WHAT YOU ARE ASKED TO DO:
Lift out each line of the data that holds "Gladys".

RECORDED INFORMATION:
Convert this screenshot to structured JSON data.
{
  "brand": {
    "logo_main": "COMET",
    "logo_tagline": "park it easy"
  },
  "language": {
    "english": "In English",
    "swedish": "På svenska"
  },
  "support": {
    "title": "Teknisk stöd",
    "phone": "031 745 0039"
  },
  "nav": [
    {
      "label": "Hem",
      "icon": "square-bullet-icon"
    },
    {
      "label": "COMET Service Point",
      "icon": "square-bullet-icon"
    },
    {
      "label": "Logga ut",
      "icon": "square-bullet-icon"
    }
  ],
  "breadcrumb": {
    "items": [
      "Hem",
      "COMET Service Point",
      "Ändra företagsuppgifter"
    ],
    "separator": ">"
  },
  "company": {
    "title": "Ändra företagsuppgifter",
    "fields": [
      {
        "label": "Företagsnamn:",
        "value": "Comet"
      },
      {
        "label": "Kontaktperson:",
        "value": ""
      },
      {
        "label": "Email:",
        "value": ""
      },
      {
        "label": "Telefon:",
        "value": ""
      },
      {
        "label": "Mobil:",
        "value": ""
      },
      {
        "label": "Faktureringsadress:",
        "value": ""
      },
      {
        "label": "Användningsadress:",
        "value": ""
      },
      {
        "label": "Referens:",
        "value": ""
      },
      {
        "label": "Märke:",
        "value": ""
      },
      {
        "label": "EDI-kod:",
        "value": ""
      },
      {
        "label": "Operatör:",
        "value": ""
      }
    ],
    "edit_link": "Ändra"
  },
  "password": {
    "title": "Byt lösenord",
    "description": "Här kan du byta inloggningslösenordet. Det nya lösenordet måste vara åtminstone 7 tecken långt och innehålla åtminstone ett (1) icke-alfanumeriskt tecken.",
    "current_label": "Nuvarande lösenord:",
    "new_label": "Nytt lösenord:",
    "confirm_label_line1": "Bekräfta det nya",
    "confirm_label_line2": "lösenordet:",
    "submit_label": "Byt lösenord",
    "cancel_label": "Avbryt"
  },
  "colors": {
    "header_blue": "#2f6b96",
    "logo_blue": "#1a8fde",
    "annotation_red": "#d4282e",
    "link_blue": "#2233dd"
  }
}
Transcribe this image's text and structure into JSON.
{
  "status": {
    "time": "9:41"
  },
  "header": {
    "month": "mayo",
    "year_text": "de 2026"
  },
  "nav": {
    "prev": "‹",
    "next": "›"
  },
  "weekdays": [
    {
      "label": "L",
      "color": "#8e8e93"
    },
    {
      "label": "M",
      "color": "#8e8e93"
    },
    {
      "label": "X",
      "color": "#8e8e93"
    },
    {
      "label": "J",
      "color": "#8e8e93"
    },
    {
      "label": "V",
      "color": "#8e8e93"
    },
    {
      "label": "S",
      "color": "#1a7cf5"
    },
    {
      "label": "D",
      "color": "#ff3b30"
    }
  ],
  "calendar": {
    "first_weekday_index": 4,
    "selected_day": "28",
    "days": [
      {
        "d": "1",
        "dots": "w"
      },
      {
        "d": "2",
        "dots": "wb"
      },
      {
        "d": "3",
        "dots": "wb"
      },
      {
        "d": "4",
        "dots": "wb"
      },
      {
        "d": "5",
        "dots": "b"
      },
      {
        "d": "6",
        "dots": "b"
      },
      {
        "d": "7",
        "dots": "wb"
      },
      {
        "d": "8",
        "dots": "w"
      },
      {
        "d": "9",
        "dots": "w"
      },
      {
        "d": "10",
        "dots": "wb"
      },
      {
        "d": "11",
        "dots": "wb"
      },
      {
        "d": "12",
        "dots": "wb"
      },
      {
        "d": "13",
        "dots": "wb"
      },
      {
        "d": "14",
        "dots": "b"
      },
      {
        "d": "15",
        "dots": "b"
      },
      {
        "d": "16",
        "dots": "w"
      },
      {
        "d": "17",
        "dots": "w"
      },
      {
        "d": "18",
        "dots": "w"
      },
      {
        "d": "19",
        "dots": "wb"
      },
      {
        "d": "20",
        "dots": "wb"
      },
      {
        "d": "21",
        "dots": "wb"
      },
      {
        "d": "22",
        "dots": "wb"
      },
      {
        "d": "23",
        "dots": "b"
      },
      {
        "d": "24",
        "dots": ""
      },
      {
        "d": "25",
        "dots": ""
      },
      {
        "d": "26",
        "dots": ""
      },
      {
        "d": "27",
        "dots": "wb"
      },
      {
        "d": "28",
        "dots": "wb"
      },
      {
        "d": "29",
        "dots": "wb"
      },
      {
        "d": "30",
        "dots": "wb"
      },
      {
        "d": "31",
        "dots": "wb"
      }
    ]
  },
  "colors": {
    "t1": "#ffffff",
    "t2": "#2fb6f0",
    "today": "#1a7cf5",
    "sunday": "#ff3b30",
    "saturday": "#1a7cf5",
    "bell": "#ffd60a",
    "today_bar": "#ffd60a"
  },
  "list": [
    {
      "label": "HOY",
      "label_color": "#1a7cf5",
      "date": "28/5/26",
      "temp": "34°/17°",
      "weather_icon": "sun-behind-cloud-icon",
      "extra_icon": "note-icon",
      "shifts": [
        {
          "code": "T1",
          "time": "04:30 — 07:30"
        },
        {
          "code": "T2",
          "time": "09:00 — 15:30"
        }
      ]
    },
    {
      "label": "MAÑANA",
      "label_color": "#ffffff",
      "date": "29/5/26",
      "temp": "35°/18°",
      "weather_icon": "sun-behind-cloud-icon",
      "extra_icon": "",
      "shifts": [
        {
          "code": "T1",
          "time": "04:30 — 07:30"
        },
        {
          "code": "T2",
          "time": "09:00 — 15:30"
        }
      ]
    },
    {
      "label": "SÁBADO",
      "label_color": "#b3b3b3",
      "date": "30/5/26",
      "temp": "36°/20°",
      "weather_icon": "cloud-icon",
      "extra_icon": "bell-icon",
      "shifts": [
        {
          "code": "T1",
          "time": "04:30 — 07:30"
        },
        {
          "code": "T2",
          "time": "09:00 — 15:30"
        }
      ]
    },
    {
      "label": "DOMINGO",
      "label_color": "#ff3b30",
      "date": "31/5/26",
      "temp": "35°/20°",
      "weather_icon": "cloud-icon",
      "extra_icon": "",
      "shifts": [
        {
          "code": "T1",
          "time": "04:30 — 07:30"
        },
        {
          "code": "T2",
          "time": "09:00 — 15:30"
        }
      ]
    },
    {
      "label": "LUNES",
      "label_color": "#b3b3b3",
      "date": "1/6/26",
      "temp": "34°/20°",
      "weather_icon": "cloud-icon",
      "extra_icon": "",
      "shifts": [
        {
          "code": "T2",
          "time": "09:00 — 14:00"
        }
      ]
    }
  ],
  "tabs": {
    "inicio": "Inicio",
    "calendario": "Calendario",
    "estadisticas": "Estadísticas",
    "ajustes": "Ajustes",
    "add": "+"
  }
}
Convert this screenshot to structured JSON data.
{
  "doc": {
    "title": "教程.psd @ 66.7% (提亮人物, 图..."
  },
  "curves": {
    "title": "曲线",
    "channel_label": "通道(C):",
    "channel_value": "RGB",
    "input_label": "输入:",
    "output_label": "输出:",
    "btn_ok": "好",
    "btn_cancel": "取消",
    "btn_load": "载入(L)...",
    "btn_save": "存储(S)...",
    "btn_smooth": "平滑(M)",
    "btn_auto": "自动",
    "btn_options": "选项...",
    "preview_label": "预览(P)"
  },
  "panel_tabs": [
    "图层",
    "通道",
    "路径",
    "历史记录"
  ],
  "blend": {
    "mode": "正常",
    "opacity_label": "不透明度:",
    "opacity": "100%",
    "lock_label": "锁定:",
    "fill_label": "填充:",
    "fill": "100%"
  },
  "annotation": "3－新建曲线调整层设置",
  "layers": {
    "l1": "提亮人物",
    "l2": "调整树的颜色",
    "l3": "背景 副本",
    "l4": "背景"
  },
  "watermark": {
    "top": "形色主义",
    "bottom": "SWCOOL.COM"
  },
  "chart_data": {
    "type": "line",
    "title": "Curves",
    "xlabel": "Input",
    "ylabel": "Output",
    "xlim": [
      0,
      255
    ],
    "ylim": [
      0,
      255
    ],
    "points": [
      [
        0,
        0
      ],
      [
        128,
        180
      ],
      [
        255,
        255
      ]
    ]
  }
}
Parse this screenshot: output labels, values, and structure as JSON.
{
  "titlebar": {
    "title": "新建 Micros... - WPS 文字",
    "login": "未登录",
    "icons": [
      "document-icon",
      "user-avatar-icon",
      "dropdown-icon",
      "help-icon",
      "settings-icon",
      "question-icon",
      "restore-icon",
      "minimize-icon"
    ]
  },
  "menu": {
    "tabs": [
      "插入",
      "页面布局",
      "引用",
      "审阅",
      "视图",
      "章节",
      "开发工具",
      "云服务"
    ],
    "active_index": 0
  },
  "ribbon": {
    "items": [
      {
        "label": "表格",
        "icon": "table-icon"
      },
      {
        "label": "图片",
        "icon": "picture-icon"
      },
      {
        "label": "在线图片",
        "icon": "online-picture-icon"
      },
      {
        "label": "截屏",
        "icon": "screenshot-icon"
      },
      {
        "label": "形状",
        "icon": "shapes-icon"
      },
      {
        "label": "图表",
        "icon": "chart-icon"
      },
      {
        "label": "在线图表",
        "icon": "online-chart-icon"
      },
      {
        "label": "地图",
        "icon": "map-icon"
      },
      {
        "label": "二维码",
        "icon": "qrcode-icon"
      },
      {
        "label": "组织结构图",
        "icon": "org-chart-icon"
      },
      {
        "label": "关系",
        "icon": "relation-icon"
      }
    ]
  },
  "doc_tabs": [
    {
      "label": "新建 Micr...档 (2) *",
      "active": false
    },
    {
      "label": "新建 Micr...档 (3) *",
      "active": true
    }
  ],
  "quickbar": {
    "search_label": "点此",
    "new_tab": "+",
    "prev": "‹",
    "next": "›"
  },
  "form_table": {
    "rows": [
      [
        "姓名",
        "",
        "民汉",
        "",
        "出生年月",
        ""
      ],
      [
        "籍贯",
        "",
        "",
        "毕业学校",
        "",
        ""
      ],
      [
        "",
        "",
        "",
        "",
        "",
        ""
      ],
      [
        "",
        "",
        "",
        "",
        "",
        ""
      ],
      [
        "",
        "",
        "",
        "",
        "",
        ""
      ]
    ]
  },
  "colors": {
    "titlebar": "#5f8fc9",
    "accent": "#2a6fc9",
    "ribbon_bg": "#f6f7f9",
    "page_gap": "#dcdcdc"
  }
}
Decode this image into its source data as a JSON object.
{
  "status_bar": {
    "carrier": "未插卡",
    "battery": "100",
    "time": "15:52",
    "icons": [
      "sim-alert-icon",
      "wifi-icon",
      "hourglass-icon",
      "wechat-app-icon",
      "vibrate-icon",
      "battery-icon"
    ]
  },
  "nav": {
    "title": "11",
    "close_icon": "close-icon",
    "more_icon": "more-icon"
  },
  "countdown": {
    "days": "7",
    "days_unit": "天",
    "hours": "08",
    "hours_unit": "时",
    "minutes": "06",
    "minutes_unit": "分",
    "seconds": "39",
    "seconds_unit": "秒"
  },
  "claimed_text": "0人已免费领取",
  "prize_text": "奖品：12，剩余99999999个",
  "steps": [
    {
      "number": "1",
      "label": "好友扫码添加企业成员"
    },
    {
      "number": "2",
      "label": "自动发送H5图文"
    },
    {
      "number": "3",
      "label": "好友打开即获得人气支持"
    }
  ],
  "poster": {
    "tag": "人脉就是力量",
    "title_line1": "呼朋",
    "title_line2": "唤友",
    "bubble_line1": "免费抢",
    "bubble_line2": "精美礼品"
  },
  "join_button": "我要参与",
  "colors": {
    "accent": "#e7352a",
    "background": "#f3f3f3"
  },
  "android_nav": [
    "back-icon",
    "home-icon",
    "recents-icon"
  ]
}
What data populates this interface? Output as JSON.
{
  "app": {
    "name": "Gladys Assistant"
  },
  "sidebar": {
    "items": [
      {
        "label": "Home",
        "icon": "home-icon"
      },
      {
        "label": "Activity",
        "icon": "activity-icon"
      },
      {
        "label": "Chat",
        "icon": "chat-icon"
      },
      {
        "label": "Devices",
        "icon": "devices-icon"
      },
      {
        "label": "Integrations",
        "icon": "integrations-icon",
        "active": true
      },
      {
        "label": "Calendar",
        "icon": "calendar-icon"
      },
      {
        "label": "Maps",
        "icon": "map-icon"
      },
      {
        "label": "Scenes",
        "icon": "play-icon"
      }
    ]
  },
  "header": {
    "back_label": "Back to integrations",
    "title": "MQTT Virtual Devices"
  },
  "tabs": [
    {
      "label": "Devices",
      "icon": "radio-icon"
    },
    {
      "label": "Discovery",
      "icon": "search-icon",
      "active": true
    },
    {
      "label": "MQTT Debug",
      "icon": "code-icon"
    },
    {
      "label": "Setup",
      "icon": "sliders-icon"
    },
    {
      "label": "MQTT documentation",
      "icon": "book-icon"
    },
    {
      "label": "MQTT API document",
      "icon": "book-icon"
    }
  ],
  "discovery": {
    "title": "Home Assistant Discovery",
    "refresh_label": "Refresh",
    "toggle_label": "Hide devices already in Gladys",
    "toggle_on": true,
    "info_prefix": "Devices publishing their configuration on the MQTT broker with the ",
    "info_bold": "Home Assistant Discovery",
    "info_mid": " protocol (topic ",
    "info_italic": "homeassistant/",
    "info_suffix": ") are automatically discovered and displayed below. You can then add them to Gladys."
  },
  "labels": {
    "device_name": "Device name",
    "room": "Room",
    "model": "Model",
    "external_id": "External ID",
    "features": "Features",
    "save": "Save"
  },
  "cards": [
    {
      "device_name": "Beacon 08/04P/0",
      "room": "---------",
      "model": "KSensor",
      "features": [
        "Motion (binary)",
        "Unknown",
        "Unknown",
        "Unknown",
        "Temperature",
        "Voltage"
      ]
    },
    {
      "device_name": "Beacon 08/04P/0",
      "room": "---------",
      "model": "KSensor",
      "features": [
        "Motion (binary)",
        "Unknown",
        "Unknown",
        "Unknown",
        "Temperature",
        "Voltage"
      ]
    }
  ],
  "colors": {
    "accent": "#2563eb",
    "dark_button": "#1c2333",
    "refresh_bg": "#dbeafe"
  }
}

RESPONSE TO THE TASK:
    "name": "Gladys Assistant"
    "toggle_label": "Hide devices already in Gladys",
    "info_suffix": ") are automatically discovered and displayed below. You can then add them to Gladys."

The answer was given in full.